**EXERCISE AIM:** Scan the records for the word "male". Copy each line that includes it.

╔══

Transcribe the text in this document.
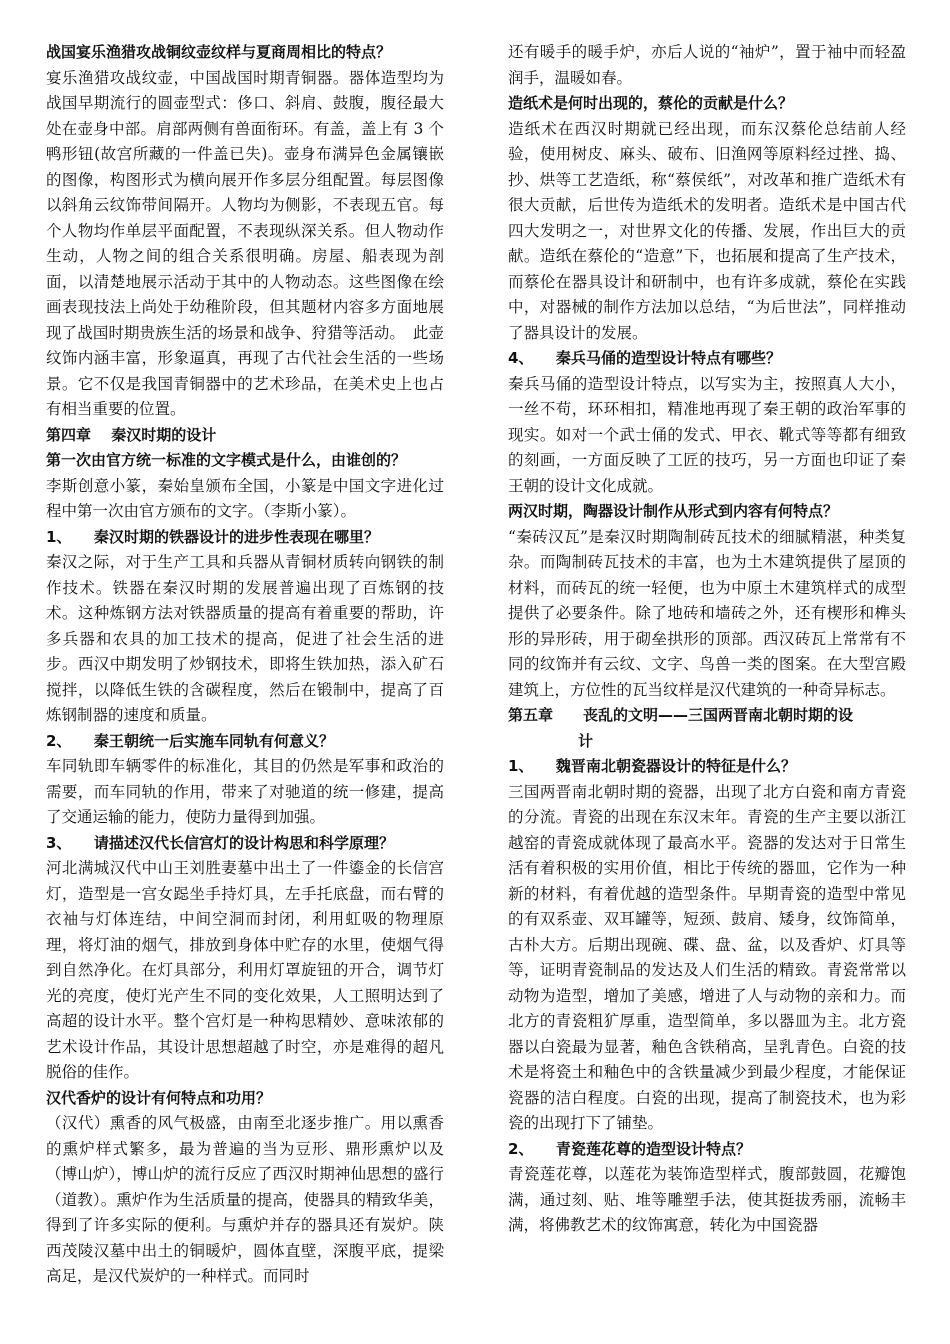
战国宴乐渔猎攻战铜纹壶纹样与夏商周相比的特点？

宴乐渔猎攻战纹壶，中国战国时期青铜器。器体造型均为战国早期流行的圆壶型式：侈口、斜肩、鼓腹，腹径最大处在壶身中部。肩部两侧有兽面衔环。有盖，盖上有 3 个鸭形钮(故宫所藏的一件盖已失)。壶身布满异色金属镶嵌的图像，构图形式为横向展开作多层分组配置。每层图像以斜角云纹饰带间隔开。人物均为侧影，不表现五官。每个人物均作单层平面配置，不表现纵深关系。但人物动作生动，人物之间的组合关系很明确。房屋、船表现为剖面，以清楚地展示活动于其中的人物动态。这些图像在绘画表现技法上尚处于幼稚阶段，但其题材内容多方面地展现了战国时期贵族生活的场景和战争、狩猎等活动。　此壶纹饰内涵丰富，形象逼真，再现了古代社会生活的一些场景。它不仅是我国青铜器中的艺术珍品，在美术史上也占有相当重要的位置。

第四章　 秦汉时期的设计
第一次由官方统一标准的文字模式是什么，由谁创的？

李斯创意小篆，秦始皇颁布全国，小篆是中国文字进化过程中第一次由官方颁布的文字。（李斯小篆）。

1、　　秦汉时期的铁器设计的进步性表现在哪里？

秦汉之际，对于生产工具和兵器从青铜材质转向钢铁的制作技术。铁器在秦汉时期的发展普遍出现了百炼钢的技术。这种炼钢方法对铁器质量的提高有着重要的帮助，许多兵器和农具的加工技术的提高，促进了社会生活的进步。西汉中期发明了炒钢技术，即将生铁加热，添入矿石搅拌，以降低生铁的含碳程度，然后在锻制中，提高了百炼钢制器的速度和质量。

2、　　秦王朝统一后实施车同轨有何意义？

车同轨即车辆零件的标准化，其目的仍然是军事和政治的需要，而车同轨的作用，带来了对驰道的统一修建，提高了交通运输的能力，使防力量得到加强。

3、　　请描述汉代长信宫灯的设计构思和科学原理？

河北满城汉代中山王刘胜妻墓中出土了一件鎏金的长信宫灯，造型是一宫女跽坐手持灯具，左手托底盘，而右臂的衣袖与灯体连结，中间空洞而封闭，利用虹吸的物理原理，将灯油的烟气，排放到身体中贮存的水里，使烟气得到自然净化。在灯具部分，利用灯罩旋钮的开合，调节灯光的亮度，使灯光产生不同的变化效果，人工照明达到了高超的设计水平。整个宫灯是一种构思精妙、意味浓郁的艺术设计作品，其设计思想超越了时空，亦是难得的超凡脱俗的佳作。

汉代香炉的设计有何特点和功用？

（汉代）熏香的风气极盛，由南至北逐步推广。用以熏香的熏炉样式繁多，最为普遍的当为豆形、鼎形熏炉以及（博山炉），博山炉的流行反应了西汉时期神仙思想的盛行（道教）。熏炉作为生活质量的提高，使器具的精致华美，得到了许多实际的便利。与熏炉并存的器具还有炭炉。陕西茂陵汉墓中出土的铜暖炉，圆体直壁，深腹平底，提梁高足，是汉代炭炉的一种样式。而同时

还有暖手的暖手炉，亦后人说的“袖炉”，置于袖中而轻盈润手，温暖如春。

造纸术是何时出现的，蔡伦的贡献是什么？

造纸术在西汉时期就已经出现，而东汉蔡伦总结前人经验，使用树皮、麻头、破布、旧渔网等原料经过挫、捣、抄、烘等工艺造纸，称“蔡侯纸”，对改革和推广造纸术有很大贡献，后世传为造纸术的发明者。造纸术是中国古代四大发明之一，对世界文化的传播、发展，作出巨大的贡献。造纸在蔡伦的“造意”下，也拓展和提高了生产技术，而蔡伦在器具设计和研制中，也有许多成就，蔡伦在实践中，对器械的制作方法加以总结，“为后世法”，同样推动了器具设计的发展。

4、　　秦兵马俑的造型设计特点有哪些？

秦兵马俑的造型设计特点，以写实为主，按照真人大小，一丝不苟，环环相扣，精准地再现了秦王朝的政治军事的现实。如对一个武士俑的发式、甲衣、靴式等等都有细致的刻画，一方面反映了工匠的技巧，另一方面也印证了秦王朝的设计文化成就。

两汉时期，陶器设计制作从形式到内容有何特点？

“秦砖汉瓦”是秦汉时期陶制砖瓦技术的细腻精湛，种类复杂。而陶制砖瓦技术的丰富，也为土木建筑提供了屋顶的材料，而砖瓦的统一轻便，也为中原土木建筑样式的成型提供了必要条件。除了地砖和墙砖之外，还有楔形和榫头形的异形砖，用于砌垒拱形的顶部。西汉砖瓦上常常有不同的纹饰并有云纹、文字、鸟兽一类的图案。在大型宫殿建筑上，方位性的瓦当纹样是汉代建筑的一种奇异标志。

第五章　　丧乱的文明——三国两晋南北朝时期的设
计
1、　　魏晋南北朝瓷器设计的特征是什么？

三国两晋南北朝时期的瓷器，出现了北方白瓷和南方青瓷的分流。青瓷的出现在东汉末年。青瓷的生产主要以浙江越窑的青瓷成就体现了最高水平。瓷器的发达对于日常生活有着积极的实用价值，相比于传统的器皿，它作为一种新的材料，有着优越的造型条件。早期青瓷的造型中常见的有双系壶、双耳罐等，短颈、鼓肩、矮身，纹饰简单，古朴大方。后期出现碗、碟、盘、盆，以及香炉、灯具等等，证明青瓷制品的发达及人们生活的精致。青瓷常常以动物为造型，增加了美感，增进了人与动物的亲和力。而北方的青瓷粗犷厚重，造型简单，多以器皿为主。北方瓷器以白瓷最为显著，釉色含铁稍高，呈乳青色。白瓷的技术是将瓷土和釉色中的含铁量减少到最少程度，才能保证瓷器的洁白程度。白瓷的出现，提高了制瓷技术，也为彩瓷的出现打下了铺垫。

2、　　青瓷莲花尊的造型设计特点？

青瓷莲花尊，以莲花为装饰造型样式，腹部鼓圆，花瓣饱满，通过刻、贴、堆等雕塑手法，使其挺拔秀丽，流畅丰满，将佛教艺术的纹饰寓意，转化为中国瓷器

╚══
╔══

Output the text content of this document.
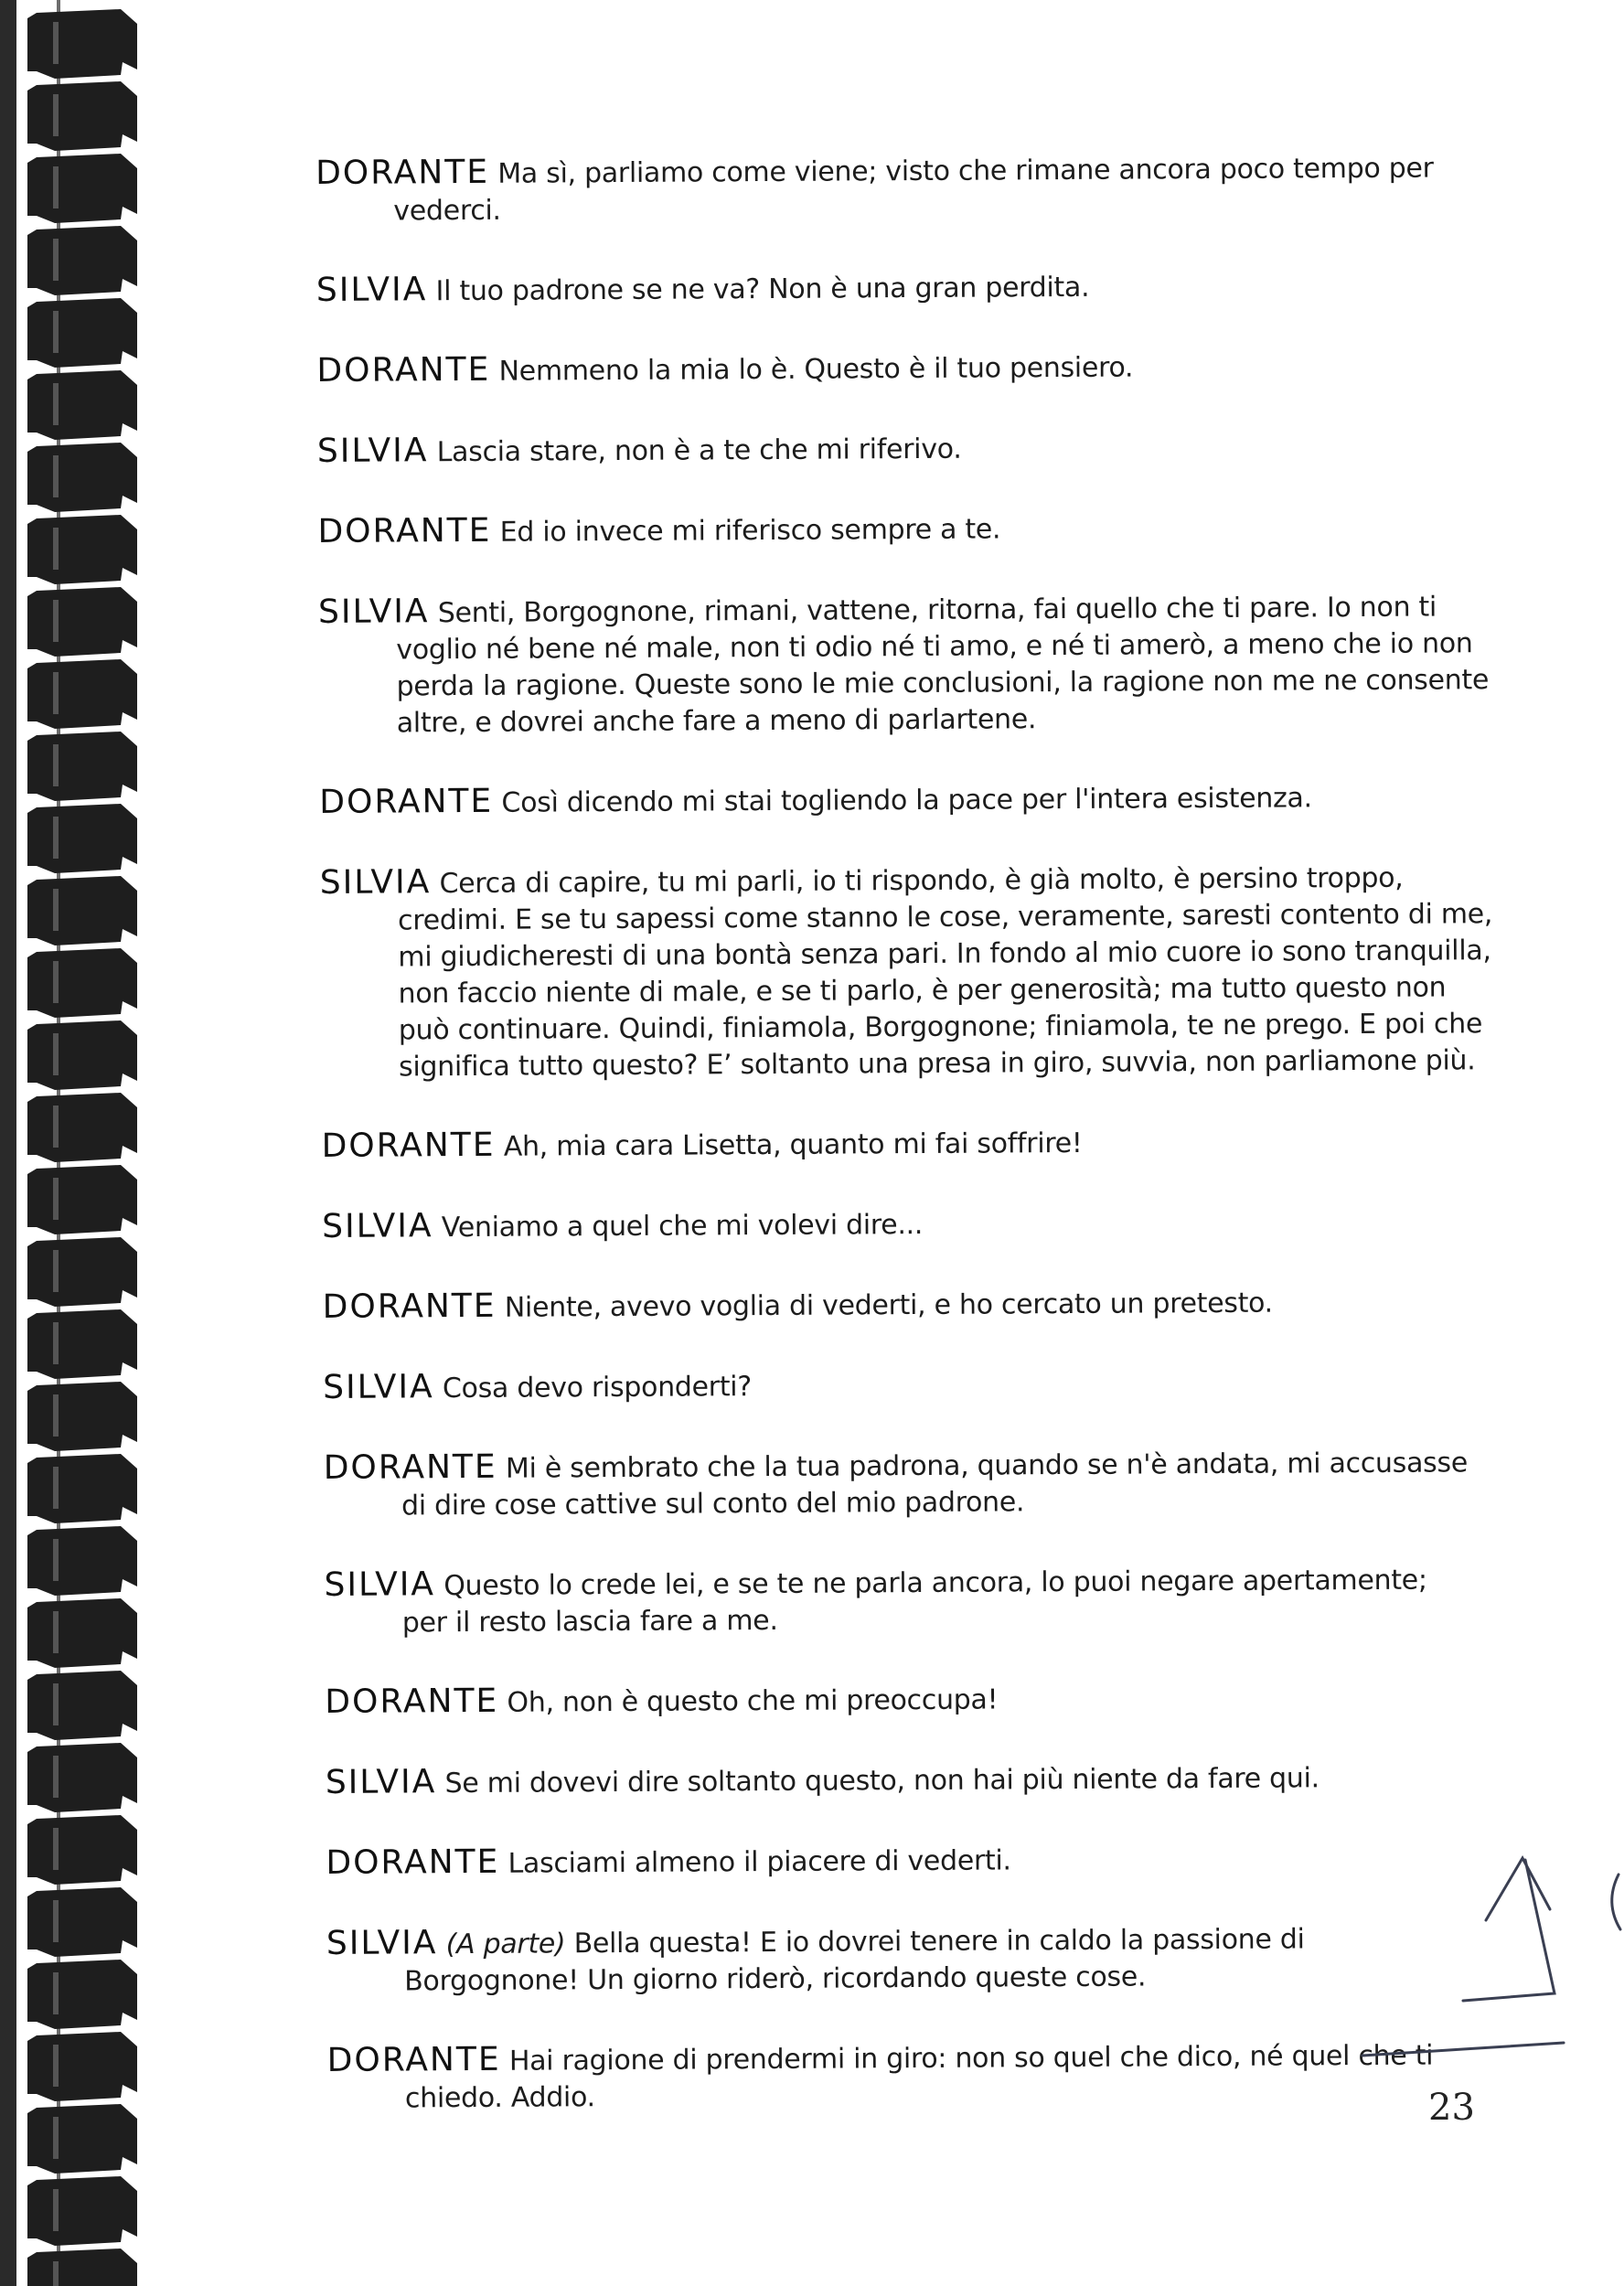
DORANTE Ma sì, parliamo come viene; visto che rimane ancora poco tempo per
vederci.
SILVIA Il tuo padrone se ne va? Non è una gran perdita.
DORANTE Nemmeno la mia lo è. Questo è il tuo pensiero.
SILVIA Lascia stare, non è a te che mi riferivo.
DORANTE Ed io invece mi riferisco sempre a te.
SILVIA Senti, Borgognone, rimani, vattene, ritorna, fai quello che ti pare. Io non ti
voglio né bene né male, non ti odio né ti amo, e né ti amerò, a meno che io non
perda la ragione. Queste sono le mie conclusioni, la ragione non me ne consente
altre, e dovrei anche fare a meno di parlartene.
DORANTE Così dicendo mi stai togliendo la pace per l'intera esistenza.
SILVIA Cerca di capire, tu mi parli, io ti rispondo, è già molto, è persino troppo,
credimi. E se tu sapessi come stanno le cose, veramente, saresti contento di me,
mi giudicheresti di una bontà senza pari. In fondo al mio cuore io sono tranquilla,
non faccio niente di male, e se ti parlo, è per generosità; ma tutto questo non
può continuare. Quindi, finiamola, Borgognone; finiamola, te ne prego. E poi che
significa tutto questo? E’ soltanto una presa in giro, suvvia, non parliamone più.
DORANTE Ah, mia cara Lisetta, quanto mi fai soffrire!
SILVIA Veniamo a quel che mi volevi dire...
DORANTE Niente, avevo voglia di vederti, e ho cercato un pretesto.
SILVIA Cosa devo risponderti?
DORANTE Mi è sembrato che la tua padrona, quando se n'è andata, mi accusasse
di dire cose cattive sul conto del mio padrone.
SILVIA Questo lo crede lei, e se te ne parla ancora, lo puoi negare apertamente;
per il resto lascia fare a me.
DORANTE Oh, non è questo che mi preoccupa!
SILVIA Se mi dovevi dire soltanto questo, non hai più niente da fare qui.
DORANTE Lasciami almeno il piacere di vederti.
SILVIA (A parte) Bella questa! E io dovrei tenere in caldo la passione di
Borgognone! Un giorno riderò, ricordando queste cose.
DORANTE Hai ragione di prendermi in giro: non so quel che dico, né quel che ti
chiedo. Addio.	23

╚══

**COMPLETED EXERCISE:**
voglio né bene né male, non ti odio né ti amo, e né ti amerò, a meno che io non
non faccio niente di male, e se ti parlo, è per generosità; ma tutto questo non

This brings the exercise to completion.